■ STORED RECORDS
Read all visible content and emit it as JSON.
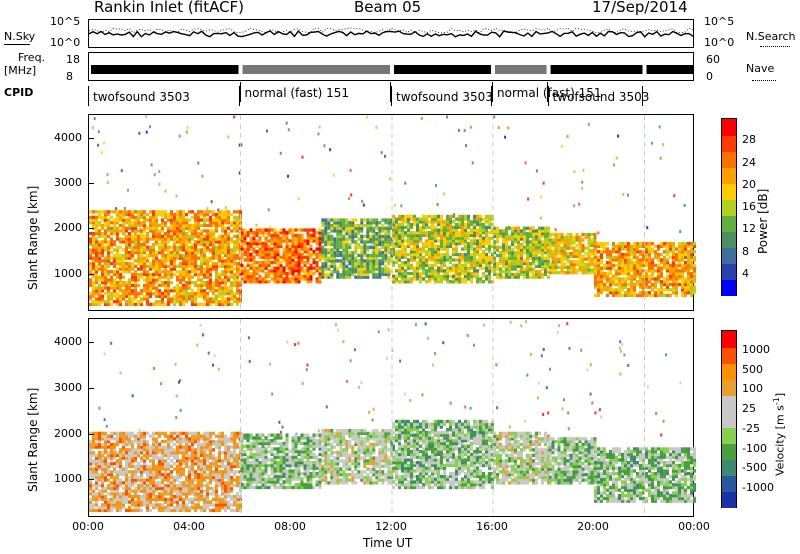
{
  "header": {
    "site": "Rankin Inlet (fitACF)",
    "beam": "Beam 05",
    "date": "17/Sep/2014"
  },
  "top_panels": {
    "nsky_label": "N.Sky",
    "nsky_ticks": [
      "10^5",
      "10^0"
    ],
    "nsearch_label": "N.Search",
    "freq_label": "Freq.",
    "freq_unit": "[MHz]",
    "freq_ticks": [
      "18",
      "8"
    ],
    "nave_label": "Nave",
    "nave_ticks": [
      "60",
      "0"
    ],
    "cpid_label": "CPID",
    "cpid_segments": [
      {
        "start": 0,
        "end": 6,
        "label": "twofsound 3503"
      },
      {
        "start": 6,
        "end": 12,
        "label": "normal (fast) 151"
      },
      {
        "start": 12,
        "end": 16,
        "label": "twofsound 3503"
      },
      {
        "start": 16,
        "end": 18.2,
        "label": "normal (fast) 151"
      },
      {
        "start": 18.2,
        "end": 22,
        "label": "twofsound 3503"
      }
    ]
  },
  "x_ticks": [
    "00:00",
    "04:00",
    "08:00",
    "12:00",
    "16:00",
    "20:00",
    "00:00"
  ],
  "x_label": "Time UT",
  "colors": {
    "power": [
      "#0000ff",
      "#2a3fae",
      "#3e6ea0",
      "#4a9060",
      "#5fb040",
      "#b0d020",
      "#ffcc00",
      "#ffa000",
      "#ff7000",
      "#ff3c00",
      "#ff0000"
    ],
    "velocity": [
      "#ff0000",
      "#ff5000",
      "#ff9000",
      "#e8a030",
      "#c8c8c8",
      "#c8c8c8",
      "#88d050",
      "#4aa040",
      "#3e8a70",
      "#2a58a0",
      "#1a2fa8"
    ]
  },
  "chart_data": [
    {
      "type": "heatmap",
      "name": "Power",
      "ylabel": "Slant Range [km]",
      "xlabel": "Time UT",
      "x_range": [
        0,
        24
      ],
      "ylim": [
        200,
        4500
      ],
      "y_ticks": [
        1000,
        2000,
        3000,
        4000
      ],
      "colorbar_label": "Power [dB]",
      "colorbar_ticks": [
        "28",
        "24",
        "20",
        "16",
        "12",
        "8",
        "4"
      ],
      "colorbar_range": [
        0,
        30
      ],
      "echo_bands": [
        {
          "start": 0,
          "end": 6,
          "low": 300,
          "high": 2400,
          "value": 22
        },
        {
          "start": 6,
          "end": 9.2,
          "low": 800,
          "high": 2000,
          "value": 24
        },
        {
          "start": 9.2,
          "end": 12,
          "low": 900,
          "high": 2200,
          "value": 12
        },
        {
          "start": 12,
          "end": 16,
          "low": 800,
          "high": 2300,
          "value": 16
        },
        {
          "start": 16,
          "end": 18.2,
          "low": 900,
          "high": 2000,
          "value": 14
        },
        {
          "start": 18.2,
          "end": 20,
          "low": 1000,
          "high": 1900,
          "value": 18
        },
        {
          "start": 20,
          "end": 24,
          "low": 500,
          "high": 1700,
          "value": 20
        }
      ]
    },
    {
      "type": "heatmap",
      "name": "Velocity",
      "ylabel": "Slant Range [km]",
      "xlabel": "Time UT",
      "x_range": [
        0,
        24
      ],
      "ylim": [
        200,
        4500
      ],
      "y_ticks": [
        1000,
        2000,
        3000,
        4000
      ],
      "colorbar_label": "Velocity [m s^-1]",
      "colorbar_ticks": [
        "1000",
        "500",
        "100",
        "25",
        "-25",
        "-100",
        "-500",
        "-1000"
      ],
      "echo_bands": [
        {
          "start": 0,
          "end": 6,
          "low": 300,
          "high": 2000,
          "value": 300
        },
        {
          "start": 6,
          "end": 9.2,
          "low": 800,
          "high": 2000,
          "value": -200
        },
        {
          "start": 9.2,
          "end": 12,
          "low": 900,
          "high": 2100,
          "value": -50
        },
        {
          "start": 12,
          "end": 16,
          "low": 800,
          "high": 2300,
          "value": -150
        },
        {
          "start": 16,
          "end": 18.2,
          "low": 900,
          "high": 2000,
          "value": 0
        },
        {
          "start": 18.2,
          "end": 20,
          "low": 900,
          "high": 1900,
          "value": -150
        },
        {
          "start": 20,
          "end": 24,
          "low": 500,
          "high": 1700,
          "value": -180
        }
      ]
    }
  ]
}
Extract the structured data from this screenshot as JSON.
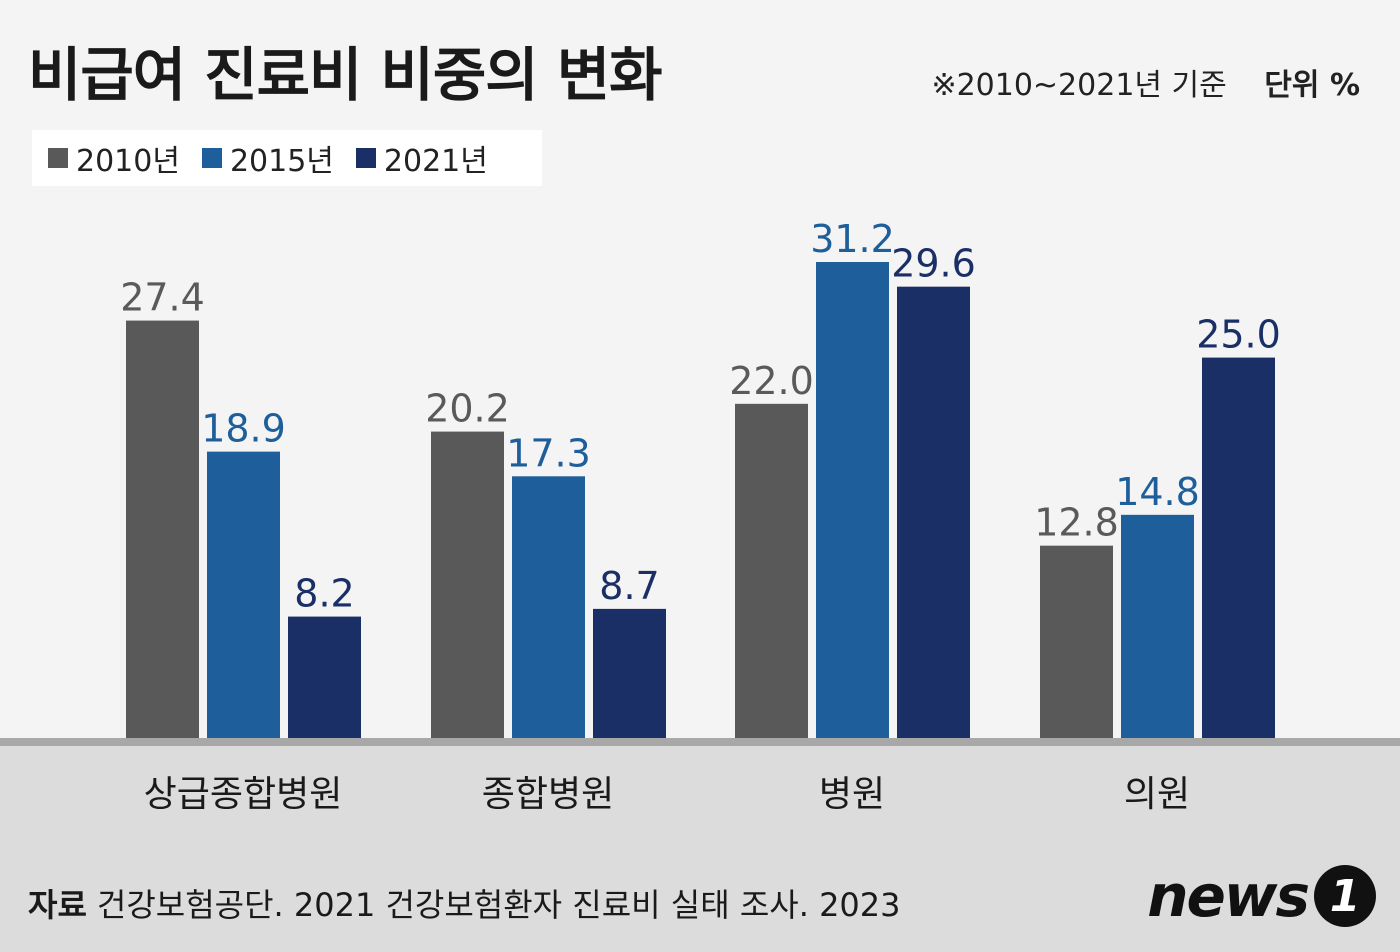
{
  "header": {
    "title": "비급여 진료비 비중의 변화",
    "note": "※2010~2021년 기준",
    "unit": "단위 %"
  },
  "legend": [
    {
      "label": "2010년",
      "color": "#595959"
    },
    {
      "label": "2015년",
      "color": "#1e5e9a"
    },
    {
      "label": "2021년",
      "color": "#1a2f66"
    }
  ],
  "chart_data": {
    "type": "bar",
    "categories": [
      "상급종합병원",
      "종합병원",
      "병원",
      "의원"
    ],
    "series": [
      {
        "name": "2010년",
        "values": [
          27.4,
          20.2,
          22.0,
          12.8
        ],
        "labels": [
          "27.4",
          "20.2",
          "22.0",
          "12.8"
        ],
        "color": "#595959",
        "label_color": "#5a5a5a"
      },
      {
        "name": "2015년",
        "values": [
          18.9,
          17.3,
          31.2,
          14.8
        ],
        "labels": [
          "18.9",
          "17.3",
          "31.2",
          "14.8"
        ],
        "color": "#1e5e9a",
        "label_color": "#1e5e9a"
      },
      {
        "name": "2021년",
        "values": [
          8.2,
          8.7,
          29.6,
          25.0
        ],
        "labels": [
          "8.2",
          "8.7",
          "29.6",
          "25.0"
        ],
        "color": "#1a2f66",
        "label_color": "#1a2f66"
      }
    ],
    "ylim": [
      0,
      31.2
    ]
  },
  "footer": {
    "source_label": "자료",
    "source_text": "건강보험공단. 2021 건강보험환자 진료비 실태 조사. 2023",
    "logo_text": "news",
    "logo_badge": "1"
  }
}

■ YOUR OBJECTIVE
Quote every record above exactly, leaving out the pictures.

■ SOLUTION
Read all visible content and emit it as JSON.
{
  "header": {
    "site": "Rankin Inlet (fitACF)",
    "beam": "Beam 05",
    "date": "17/Sep/2014"
  },
  "top_panels": {
    "nsky_label": "N.Sky",
    "nsky_ticks": [
      "10^5",
      "10^0"
    ],
    "nsearch_label": "N.Search",
    "freq_label": "Freq.",
    "freq_unit": "[MHz]",
    "freq_ticks": [
      "18",
      "8"
    ],
    "nave_label": "Nave",
    "nave_ticks": [
      "60",
      "0"
    ],
    "cpid_label": "CPID",
    "cpid_segments": [
      {
        "start": 0,
        "end": 6,
        "label": "twofsound 3503"
      },
      {
        "start": 6,
        "end": 12,
        "label": "normal (fast) 151"
      },
      {
        "start": 12,
        "end": 16,
        "label": "twofsound 3503"
      },
      {
        "start": 16,
        "end": 18.2,
        "label": "normal (fast) 151"
      },
      {
        "start": 18.2,
        "end": 22,
        "label": "twofsound 3503"
      }
    ]
  },
  "x_ticks": [
    "00:00",
    "04:00",
    "08:00",
    "12:00",
    "16:00",
    "20:00",
    "00:00"
  ],
  "x_label": "Time UT",
  "colors": {
    "power": [
      "#0000ff",
      "#2a3fae",
      "#3e6ea0",
      "#4a9060",
      "#5fb040",
      "#b0d020",
      "#ffcc00",
      "#ffa000",
      "#ff7000",
      "#ff3c00",
      "#ff0000"
    ],
    "velocity": [
      "#ff0000",
      "#ff5000",
      "#ff9000",
      "#e8a030",
      "#c8c8c8",
      "#c8c8c8",
      "#88d050",
      "#4aa040",
      "#3e8a70",
      "#2a58a0",
      "#1a2fa8"
    ]
  },
  "chart_data": [
    {
      "type": "heatmap",
      "name": "Power",
      "ylabel": "Slant Range [km]",
      "xlabel": "Time UT",
      "x_range": [
        0,
        24
      ],
      "ylim": [
        200,
        4500
      ],
      "y_ticks": [
        1000,
        2000,
        3000,
        4000
      ],
      "colorbar_label": "Power [dB]",
      "colorbar_ticks": [
        "28",
        "24",
        "20",
        "16",
        "12",
        "8",
        "4"
      ],
      "colorbar_range": [
        0,
        30
      ],
      "echo_bands": [
        {
          "start": 0,
          "end": 6,
          "low": 300,
          "high": 2400,
          "value": 22
        },
        {
          "start": 6,
          "end": 9.2,
          "low": 800,
          "high": 2000,
          "value": 24
        },
        {
          "start": 9.2,
          "end": 12,
          "low": 900,
          "high": 2200,
          "value": 12
        },
        {
          "start": 12,
          "end": 16,
          "low": 800,
          "high": 2300,
          "value": 16
        },
        {
          "start": 16,
          "end": 18.2,
          "low": 900,
          "high": 2000,
          "value": 14
        },
        {
          "start": 18.2,
          "end": 20,
          "low": 1000,
          "high": 1900,
          "value": 18
        },
        {
          "start": 20,
          "end": 24,
          "low": 500,
          "high": 1700,
          "value": 20
        }
      ]
    },
    {
      "type": "heatmap",
      "name": "Velocity",
      "ylabel": "Slant Range [km]",
      "xlabel": "Time UT",
      "x_range": [
        0,
        24
      ],
      "ylim": [
        200,
        4500
      ],
      "y_ticks": [
        1000,
        2000,
        3000,
        4000
      ],
      "colorbar_label": "Velocity [m s^-1]",
      "colorbar_ticks": [
        "1000",
        "500",
        "100",
        "25",
        "-25",
        "-100",
        "-500",
        "-1000"
      ],
      "echo_bands": [
        {
          "start": 0,
          "end": 6,
          "low": 300,
          "high": 2000,
          "value": 300
        },
        {
          "start": 6,
          "end": 9.2,
          "low": 800,
          "high": 2000,
          "value": -200
        },
        {
          "start": 9.2,
          "end": 12,
          "low": 900,
          "high": 2100,
          "value": -50
        },
        {
          "start": 12,
          "end": 16,
          "low": 800,
          "high": 2300,
          "value": -150
        },
        {
          "start": 16,
          "end": 18.2,
          "low": 900,
          "high": 2000,
          "value": 0
        },
        {
          "start": 18.2,
          "end": 20,
          "low": 900,
          "high": 1900,
          "value": -150
        },
        {
          "start": 20,
          "end": 24,
          "low": 500,
          "high": 1700,
          "value": -180
        }
      ]
    }
  ]
}
Extract the structured data from this screenshot as JSON.
{
  "header": {
    "title": "비급여 진료비 비중의 변화",
    "note": "※2010~2021년 기준",
    "unit": "단위 %"
  },
  "legend": [
    {
      "label": "2010년",
      "color": "#595959"
    },
    {
      "label": "2015년",
      "color": "#1e5e9a"
    },
    {
      "label": "2021년",
      "color": "#1a2f66"
    }
  ],
  "chart_data": {
    "type": "bar",
    "categories": [
      "상급종합병원",
      "종합병원",
      "병원",
      "의원"
    ],
    "series": [
      {
        "name": "2010년",
        "values": [
          27.4,
          20.2,
          22.0,
          12.8
        ],
        "labels": [
          "27.4",
          "20.2",
          "22.0",
          "12.8"
        ],
        "color": "#595959",
        "label_color": "#5a5a5a"
      },
      {
        "name": "2015년",
        "values": [
          18.9,
          17.3,
          31.2,
          14.8
        ],
        "labels": [
          "18.9",
          "17.3",
          "31.2",
          "14.8"
        ],
        "color": "#1e5e9a",
        "label_color": "#1e5e9a"
      },
      {
        "name": "2021년",
        "values": [
          8.2,
          8.7,
          29.6,
          25.0
        ],
        "labels": [
          "8.2",
          "8.7",
          "29.6",
          "25.0"
        ],
        "color": "#1a2f66",
        "label_color": "#1a2f66"
      }
    ],
    "ylim": [
      0,
      31.2
    ]
  },
  "footer": {
    "source_label": "자료",
    "source_text": "건강보험공단. 2021 건강보험환자 진료비 실태 조사. 2023",
    "logo_text": "news",
    "logo_badge": "1"
  }
}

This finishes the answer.